Instruction: Repeat each line word for word.

::::::

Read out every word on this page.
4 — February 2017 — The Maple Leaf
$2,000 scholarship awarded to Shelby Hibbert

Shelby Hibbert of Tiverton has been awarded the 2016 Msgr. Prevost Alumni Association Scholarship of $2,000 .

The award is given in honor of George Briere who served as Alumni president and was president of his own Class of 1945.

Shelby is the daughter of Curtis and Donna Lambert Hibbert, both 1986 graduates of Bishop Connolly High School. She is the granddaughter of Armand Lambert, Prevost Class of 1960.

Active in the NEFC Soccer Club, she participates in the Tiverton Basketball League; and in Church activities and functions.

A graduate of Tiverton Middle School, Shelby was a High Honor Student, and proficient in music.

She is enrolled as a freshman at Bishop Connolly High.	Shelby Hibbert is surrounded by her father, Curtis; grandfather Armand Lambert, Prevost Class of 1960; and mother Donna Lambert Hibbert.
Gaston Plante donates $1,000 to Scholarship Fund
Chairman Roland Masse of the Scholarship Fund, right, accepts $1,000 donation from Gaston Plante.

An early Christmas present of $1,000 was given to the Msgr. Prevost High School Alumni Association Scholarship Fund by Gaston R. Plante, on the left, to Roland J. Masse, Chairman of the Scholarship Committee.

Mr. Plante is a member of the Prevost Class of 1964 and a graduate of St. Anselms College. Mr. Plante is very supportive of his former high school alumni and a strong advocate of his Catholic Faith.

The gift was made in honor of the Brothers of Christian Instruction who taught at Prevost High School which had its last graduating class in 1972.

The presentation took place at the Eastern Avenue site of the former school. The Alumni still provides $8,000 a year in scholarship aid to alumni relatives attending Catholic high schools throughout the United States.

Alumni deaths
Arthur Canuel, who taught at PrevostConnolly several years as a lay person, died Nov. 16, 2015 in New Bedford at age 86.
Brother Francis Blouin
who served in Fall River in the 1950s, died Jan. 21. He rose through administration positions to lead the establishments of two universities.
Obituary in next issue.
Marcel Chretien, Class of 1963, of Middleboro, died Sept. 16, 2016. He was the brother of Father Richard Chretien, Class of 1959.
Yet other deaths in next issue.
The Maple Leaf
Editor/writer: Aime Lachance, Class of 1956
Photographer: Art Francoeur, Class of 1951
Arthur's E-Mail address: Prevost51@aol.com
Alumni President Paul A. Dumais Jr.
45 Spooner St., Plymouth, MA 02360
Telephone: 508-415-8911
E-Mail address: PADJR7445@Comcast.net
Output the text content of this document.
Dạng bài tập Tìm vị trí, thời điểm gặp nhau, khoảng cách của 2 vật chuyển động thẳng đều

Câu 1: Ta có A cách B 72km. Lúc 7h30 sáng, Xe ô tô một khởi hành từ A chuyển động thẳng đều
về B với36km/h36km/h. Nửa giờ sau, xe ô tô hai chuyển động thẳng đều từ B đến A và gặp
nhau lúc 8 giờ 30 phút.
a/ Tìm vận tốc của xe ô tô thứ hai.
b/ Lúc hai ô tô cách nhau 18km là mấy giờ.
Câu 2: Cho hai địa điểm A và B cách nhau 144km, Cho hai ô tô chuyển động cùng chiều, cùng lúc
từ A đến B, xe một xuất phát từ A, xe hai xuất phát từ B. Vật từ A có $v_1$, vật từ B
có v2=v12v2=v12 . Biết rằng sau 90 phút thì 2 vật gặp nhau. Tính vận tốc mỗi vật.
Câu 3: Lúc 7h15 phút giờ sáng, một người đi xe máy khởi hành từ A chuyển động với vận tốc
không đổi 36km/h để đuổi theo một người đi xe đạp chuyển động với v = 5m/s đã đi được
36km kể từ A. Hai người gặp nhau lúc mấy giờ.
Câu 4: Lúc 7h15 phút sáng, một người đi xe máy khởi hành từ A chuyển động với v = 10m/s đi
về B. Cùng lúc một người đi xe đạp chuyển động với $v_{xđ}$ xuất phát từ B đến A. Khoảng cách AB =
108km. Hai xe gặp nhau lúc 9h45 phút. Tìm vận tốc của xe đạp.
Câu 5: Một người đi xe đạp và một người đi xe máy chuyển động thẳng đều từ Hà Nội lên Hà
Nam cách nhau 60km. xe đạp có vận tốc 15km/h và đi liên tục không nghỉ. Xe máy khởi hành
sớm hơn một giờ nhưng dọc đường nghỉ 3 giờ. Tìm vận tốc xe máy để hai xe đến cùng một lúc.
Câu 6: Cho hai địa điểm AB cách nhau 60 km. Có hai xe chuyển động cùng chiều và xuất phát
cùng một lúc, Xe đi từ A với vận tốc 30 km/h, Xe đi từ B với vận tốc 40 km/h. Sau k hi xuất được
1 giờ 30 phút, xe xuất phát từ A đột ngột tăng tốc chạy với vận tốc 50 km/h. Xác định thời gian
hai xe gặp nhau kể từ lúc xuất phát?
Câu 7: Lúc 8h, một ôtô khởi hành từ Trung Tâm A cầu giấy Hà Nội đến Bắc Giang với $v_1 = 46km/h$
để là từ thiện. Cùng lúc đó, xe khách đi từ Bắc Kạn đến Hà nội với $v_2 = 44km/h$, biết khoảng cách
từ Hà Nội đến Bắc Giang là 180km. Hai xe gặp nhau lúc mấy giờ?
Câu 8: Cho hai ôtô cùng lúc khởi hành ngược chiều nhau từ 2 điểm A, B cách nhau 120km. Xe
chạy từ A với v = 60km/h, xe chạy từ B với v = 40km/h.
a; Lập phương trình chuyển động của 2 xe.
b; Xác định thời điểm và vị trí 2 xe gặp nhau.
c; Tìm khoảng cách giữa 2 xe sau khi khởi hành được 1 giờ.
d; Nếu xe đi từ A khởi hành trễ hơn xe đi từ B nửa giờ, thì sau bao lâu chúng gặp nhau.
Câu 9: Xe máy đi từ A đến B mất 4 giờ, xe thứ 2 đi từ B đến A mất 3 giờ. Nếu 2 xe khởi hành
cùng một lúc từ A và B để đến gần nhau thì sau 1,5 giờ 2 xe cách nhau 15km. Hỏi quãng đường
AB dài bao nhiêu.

::::::

Task response:
Read out every word on this page.
4 — February 2017 — The Maple Leaf
$2,000 scholarship awarded to Shelby Hibbert

Shelby Hibbert of Tiverton has been awarded the 2016 Msgr. Prevost Alumni Association Scholarship of $2,000 .

The award is given in honor of George Briere who served as Alumni president and was president of his own Class of 1945.

Shelby is the daughter of Curtis and Donna Lambert Hibbert, both 1986 graduates of Bishop Connolly High School. She is the granddaughter of Armand Lambert, Prevost Class of 1960.

Active in the NEFC Soccer Club, she participates in the Tiverton Basketball League; and in Church activities and functions.

A graduate of Tiverton Middle School, Shelby was a High Honor Student, and proficient in music.

She is enrolled as a freshman at Bishop Connolly High.	Shelby Hibbert is surrounded by her father, Curtis; grandfather Armand Lambert, Prevost Class of 1960; and mother Donna Lambert Hibbert.
Gaston Plante donates $1,000 to Scholarship Fund
Chairman Roland Masse of the Scholarship Fund, right, accepts $1,000 donation from Gaston Plante.

An early Christmas present of $1,000 was given to the Msgr. Prevost High School Alumni Association Scholarship Fund by Gaston R. Plante, on the left, to Roland J. Masse, Chairman of the Scholarship Committee.

Mr. Plante is a member of the Prevost Class of 1964 and a graduate of St. Anselms College. Mr. Plante is very supportive of his former high school alumni and a strong advocate of his Catholic Faith.

The gift was made in honor of the Brothers of Christian Instruction who taught at Prevost High School which had its last graduating class in 1972.

The presentation took place at the Eastern Avenue site of the former school. The Alumni still provides $8,000 a year in scholarship aid to alumni relatives attending Catholic high schools throughout the United States.

Alumni deaths
Arthur Canuel, who taught at PrevostConnolly several years as a lay person, died Nov. 16, 2015 in New Bedford at age 86.
Brother Francis Blouin
who served in Fall River in the 1950s, died Jan. 21. He rose through administration positions to lead the establishments of two universities.
Obituary in next issue.
Marcel Chretien, Class of 1963, of Middleboro, died Sept. 16, 2016. He was the brother of Father Richard Chretien, Class of 1959.
Yet other deaths in next issue.
The Maple Leaf
Editor/writer: Aime Lachance, Class of 1956
Photographer: Art Francoeur, Class of 1951
Arthur's E-Mail address: Prevost51@aol.com
Alumni President Paul A. Dumais Jr.
45 Spooner St., Plymouth, MA 02360
Telephone: 508-415-8911
E-Mail address: PADJR7445@Comcast.net
Output the text content of this document.
Dạng bài tập Tìm vị trí, thời điểm gặp nhau, khoảng cách của 2 vật chuyển động thẳng đều

Câu 1: Ta có A cách B 72km. Lúc 7h30 sáng, Xe ô tô một khởi hành từ A chuyển động thẳng đều
về B với36km/h36km/h. Nửa giờ sau, xe ô tô hai chuyển động thẳng đều từ B đến A và gặp
nhau lúc 8 giờ 30 phút.
a/ Tìm vận tốc của xe ô tô thứ hai.
b/ Lúc hai ô tô cách nhau 18km là mấy giờ.
Câu 2: Cho hai địa điểm A và B cách nhau 144km, Cho hai ô tô chuyển động cùng chiều, cùng lúc
từ A đến B, xe một xuất phát từ A, xe hai xuất phát từ B. Vật từ A có $v_1$, vật từ B
có v2=v12v2=v12 . Biết rằng sau 90 phút thì 2 vật gặp nhau. Tính vận tốc mỗi vật.
Câu 3: Lúc 7h15 phút giờ sáng, một người đi xe máy khởi hành từ A chuyển động với vận tốc
không đổi 36km/h để đuổi theo một người đi xe đạp chuyển động với v = 5m/s đã đi được
36km kể từ A. Hai người gặp nhau lúc mấy giờ.
Câu 4: Lúc 7h15 phút sáng, một người đi xe máy khởi hành từ A chuyển động với v = 10m/s đi
về B. Cùng lúc một người đi xe đạp chuyển động với $v_{xđ}$ xuất phát từ B đến A. Khoảng cách AB =
108km. Hai xe gặp nhau lúc 9h45 phút. Tìm vận tốc của xe đạp.
Câu 5: Một người đi xe đạp và một người đi xe máy chuyển động thẳng đều từ Hà Nội lên Hà
Nam cách nhau 60km. xe đạp có vận tốc 15km/h và đi liên tục không nghỉ. Xe máy khởi hành
sớm hơn một giờ nhưng dọc đường nghỉ 3 giờ. Tìm vận tốc xe máy để hai xe đến cùng một lúc.
Câu 6: Cho hai địa điểm AB cách nhau 60 km. Có hai xe chuyển động cùng chiều và xuất phát
cùng một lúc, Xe đi từ A với vận tốc 30 km/h, Xe đi từ B với vận tốc 40 km/h. Sau k hi xuất được
1 giờ 30 phút, xe xuất phát từ A đột ngột tăng tốc chạy với vận tốc 50 km/h. Xác định thời gian
hai xe gặp nhau kể từ lúc xuất phát?
Câu 7: Lúc 8h, một ôtô khởi hành từ Trung Tâm A cầu giấy Hà Nội đến Bắc Giang với $v_1 = 46km/h$
để là từ thiện. Cùng lúc đó, xe khách đi từ Bắc Kạn đến Hà nội với $v_2 = 44km/h$, biết khoảng cách
từ Hà Nội đến Bắc Giang là 180km. Hai xe gặp nhau lúc mấy giờ?
Câu 8: Cho hai ôtô cùng lúc khởi hành ngược chiều nhau từ 2 điểm A, B cách nhau 120km. Xe
chạy từ A với v = 60km/h, xe chạy từ B với v = 40km/h.
a; Lập phương trình chuyển động của 2 xe.
b; Xác định thời điểm và vị trí 2 xe gặp nhau.
c; Tìm khoảng cách giữa 2 xe sau khi khởi hành được 1 giờ.
d; Nếu xe đi từ A khởi hành trễ hơn xe đi từ B nửa giờ, thì sau bao lâu chúng gặp nhau.
Câu 9: Xe máy đi từ A đến B mất 4 giờ, xe thứ 2 đi từ B đến A mất 3 giờ. Nếu 2 xe khởi hành
cùng một lúc từ A và B để đến gần nhau thì sau 1,5 giờ 2 xe cách nhau 15km. Hỏi quãng đường
AB dài bao nhiêu.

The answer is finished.